Goal - Please copy the lines of the material between the line holding "Output 43 of" and the line holding "542, 449, 559]", inclusive, keeping every character unchanged.

Rows -
__________________________________________________

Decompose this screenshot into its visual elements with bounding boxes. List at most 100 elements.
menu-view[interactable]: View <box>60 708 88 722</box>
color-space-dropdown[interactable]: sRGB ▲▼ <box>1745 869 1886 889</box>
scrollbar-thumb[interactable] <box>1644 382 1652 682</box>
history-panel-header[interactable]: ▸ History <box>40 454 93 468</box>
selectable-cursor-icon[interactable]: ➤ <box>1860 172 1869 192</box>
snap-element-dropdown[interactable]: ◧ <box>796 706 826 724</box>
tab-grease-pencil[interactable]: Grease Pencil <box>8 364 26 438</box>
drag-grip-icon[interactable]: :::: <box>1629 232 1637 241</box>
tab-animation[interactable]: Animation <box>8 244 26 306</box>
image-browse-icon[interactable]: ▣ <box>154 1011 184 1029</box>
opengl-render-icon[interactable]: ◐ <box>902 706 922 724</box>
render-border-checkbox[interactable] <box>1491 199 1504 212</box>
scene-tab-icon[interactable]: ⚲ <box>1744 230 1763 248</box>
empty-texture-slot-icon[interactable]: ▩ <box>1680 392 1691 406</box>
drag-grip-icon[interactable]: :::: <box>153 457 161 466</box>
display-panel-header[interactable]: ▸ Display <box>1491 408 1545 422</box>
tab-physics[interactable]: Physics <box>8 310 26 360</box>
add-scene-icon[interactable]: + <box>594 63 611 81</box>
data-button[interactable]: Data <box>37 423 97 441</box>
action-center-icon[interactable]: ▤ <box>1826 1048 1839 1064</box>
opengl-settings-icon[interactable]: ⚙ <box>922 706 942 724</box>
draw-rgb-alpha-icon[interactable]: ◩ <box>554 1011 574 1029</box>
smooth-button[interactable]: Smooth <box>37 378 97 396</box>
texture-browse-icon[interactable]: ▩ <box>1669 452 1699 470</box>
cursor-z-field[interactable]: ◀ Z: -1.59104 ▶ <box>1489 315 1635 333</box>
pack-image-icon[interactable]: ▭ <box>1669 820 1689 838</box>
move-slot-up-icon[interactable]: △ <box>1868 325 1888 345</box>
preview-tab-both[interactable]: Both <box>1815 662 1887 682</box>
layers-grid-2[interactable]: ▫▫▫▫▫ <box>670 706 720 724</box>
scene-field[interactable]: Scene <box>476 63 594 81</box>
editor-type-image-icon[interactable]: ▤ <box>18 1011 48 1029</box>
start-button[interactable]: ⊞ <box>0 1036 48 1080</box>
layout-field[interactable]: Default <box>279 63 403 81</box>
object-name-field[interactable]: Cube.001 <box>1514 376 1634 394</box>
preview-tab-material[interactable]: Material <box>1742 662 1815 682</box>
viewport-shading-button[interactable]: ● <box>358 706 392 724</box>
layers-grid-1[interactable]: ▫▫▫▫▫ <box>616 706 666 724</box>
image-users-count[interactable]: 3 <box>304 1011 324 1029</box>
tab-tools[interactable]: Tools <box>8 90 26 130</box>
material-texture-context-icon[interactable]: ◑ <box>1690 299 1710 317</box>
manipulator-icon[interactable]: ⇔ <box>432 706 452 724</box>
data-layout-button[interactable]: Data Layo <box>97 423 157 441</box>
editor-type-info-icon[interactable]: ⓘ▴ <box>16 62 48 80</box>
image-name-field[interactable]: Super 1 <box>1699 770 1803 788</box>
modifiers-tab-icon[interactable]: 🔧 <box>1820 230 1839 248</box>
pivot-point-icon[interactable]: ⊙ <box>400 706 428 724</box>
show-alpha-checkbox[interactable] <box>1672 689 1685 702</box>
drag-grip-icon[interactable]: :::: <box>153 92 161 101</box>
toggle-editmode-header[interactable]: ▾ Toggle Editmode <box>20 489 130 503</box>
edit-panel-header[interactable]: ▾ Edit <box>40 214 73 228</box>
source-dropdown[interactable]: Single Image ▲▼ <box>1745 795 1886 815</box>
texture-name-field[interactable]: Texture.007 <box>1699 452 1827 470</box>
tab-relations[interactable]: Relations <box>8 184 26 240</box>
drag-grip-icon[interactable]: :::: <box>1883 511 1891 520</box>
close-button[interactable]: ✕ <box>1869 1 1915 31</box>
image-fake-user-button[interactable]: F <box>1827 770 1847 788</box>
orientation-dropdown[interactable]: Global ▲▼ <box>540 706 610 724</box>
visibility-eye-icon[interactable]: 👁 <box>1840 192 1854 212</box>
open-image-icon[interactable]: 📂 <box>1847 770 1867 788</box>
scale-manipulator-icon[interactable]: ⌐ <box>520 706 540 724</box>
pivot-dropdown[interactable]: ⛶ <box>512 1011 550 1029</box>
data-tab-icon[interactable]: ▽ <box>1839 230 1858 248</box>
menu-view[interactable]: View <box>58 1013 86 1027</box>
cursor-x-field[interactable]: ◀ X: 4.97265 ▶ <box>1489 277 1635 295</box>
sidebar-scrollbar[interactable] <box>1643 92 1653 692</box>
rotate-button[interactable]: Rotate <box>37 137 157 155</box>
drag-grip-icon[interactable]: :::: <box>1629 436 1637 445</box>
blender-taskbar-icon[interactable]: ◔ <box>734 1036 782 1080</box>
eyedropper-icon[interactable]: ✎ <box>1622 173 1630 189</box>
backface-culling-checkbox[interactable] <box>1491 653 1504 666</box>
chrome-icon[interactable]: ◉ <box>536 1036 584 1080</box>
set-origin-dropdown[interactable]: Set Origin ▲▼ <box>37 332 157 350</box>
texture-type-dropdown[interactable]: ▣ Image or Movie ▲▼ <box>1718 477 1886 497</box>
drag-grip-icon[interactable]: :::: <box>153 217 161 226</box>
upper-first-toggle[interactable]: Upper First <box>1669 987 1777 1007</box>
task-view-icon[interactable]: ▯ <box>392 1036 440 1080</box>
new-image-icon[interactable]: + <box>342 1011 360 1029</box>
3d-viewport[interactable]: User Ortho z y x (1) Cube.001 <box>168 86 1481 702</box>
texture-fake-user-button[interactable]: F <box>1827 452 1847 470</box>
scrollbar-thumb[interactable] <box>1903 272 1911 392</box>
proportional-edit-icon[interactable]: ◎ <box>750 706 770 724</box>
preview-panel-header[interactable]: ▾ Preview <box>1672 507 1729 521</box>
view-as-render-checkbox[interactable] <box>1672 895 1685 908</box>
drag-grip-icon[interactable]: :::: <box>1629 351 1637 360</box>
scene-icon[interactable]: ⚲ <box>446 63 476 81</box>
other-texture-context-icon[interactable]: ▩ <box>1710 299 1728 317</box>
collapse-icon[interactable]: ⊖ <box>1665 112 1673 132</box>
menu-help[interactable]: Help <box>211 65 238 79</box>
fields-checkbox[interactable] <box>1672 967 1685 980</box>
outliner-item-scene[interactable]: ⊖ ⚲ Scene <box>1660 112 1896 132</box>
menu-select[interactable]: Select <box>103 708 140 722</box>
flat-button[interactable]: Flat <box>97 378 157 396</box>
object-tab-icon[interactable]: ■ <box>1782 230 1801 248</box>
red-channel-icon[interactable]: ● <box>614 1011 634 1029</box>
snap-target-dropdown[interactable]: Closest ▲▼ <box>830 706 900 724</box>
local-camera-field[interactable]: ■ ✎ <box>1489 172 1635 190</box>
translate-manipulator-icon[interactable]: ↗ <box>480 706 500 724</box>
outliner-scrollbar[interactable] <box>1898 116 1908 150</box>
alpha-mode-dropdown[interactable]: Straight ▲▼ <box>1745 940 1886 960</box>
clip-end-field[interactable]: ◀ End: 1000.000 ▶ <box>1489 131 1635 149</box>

__________________________________________________

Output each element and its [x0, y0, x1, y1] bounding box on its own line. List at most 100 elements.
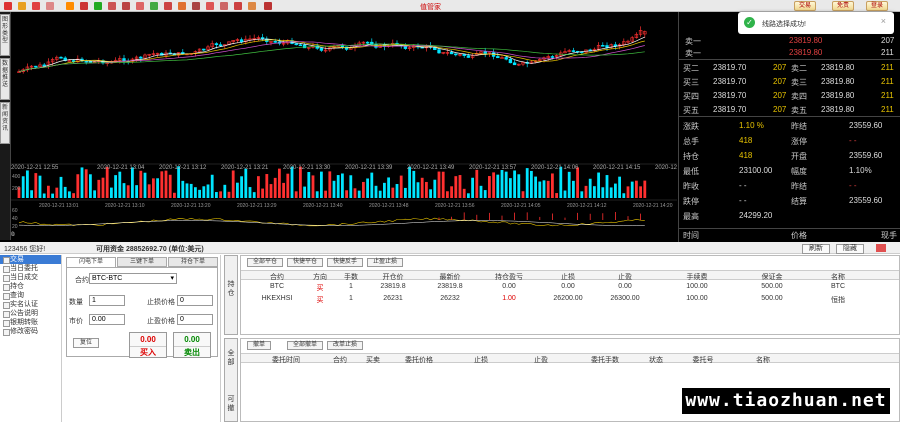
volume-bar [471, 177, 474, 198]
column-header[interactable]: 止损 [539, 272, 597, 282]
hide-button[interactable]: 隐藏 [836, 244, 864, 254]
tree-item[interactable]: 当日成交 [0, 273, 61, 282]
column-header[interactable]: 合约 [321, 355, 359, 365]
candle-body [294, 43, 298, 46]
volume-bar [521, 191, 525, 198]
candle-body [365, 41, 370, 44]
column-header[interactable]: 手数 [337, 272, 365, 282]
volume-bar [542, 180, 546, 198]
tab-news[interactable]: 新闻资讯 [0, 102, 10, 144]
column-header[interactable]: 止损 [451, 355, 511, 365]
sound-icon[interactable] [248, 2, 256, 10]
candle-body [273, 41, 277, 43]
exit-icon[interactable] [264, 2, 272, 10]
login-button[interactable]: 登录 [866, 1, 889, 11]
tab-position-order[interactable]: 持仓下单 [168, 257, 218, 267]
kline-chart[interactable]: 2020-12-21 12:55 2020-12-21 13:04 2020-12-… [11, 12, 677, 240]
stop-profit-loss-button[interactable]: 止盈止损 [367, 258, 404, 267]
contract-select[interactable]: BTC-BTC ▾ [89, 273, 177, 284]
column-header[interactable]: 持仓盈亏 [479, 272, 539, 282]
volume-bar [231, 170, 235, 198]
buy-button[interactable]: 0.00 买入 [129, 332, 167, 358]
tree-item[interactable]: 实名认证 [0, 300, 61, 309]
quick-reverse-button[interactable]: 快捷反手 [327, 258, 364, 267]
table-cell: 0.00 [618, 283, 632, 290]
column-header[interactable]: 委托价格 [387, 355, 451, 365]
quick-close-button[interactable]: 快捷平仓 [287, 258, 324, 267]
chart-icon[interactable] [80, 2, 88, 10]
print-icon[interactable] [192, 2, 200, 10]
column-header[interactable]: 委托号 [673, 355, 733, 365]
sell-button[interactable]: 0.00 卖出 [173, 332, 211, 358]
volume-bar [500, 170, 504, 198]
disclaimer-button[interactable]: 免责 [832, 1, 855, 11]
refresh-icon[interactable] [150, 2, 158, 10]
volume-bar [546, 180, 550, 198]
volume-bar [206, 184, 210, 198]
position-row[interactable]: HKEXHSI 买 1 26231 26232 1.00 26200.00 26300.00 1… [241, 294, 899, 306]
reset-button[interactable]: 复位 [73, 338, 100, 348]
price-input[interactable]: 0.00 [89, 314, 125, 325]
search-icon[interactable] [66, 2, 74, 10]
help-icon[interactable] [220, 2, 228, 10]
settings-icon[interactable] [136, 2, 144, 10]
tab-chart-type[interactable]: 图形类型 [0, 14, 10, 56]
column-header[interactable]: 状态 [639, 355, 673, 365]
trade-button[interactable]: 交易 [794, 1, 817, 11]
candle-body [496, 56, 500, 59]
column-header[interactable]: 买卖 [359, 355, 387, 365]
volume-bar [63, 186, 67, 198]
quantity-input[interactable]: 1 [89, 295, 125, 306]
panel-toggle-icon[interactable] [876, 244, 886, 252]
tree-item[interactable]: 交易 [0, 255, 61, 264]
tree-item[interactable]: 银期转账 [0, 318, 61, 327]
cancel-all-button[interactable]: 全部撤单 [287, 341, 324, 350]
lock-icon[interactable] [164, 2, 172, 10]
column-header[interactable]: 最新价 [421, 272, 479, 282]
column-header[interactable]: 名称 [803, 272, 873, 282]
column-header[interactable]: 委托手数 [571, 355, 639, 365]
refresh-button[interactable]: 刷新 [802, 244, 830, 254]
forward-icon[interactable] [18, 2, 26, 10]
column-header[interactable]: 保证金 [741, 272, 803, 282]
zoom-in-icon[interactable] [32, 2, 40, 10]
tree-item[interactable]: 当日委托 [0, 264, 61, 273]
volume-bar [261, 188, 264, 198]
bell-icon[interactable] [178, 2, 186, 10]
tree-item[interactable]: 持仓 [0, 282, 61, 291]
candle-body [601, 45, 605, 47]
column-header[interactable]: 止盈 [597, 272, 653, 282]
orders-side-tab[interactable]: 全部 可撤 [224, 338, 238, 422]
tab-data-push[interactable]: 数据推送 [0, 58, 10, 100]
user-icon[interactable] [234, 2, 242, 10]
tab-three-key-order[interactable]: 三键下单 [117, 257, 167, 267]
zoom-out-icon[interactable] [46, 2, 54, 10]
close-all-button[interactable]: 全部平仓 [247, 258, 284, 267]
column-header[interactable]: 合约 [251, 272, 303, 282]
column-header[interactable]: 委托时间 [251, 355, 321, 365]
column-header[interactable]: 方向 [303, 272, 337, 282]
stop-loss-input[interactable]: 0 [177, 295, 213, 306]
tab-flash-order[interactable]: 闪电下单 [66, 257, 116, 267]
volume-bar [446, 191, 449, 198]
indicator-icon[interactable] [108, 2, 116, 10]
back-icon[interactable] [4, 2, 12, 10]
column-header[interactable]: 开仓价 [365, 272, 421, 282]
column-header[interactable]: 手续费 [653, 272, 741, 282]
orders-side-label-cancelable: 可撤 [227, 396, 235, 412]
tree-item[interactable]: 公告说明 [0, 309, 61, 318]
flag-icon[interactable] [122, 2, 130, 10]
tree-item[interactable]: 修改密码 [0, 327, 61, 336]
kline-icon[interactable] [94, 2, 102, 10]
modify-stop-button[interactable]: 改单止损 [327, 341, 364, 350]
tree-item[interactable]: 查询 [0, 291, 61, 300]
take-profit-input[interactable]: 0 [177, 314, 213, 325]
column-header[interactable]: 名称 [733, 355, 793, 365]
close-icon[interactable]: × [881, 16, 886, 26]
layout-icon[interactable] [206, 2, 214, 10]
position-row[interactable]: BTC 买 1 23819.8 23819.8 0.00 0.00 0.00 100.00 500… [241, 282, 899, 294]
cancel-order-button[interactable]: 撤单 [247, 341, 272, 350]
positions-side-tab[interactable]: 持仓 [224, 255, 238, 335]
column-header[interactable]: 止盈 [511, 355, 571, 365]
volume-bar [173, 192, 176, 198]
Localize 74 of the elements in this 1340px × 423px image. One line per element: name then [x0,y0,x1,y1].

__________________________________________________

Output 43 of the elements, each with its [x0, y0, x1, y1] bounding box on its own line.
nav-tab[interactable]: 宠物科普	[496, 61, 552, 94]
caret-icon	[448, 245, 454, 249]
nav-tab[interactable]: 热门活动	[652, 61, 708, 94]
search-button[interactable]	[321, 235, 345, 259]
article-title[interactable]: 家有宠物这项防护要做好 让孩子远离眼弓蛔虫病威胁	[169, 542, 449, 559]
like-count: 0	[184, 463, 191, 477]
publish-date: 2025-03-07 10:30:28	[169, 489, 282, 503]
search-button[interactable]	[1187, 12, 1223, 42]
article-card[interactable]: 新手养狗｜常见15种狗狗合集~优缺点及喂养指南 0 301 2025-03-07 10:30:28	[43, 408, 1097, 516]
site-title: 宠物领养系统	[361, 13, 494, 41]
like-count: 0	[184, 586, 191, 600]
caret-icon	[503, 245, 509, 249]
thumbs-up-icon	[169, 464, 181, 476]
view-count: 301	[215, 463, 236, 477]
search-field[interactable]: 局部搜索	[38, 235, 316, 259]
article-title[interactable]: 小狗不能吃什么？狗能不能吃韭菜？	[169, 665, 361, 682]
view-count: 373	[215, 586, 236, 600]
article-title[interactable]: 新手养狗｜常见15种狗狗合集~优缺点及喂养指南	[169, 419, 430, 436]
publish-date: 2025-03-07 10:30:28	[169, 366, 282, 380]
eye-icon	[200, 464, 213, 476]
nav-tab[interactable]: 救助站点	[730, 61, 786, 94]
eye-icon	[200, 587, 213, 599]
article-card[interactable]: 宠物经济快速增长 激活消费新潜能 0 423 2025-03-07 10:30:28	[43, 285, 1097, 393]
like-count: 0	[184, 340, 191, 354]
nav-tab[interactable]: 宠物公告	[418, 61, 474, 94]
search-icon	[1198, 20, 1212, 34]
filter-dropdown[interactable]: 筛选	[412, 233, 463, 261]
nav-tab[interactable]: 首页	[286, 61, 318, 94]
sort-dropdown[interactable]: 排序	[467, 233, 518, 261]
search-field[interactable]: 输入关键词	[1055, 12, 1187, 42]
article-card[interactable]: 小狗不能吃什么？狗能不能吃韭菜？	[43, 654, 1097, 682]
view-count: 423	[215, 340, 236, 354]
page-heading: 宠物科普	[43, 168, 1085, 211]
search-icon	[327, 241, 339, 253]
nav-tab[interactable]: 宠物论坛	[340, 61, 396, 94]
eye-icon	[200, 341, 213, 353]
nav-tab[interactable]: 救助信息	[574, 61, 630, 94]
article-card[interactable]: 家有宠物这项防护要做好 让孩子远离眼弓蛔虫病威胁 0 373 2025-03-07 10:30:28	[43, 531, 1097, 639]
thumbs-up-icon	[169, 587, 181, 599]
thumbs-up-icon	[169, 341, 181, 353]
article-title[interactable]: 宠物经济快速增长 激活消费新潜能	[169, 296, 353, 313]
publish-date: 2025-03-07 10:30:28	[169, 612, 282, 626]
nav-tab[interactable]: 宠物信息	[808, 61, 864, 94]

__________________________________________________

Problem solution -
Output 43 of the elements, each with its [x0, y0, x1, y1] bounding box on its own line.
nav-tab[interactable]: 宠物科普	[496, 61, 552, 94]
caret-icon	[448, 245, 454, 249]
nav-tab[interactable]: 热门活动	[652, 61, 708, 94]
search-button[interactable]	[321, 235, 345, 259]
article-title[interactable]: 家有宠物这项防护要做好 让孩子远离眼弓蛔虫病威胁	[169, 542, 449, 559]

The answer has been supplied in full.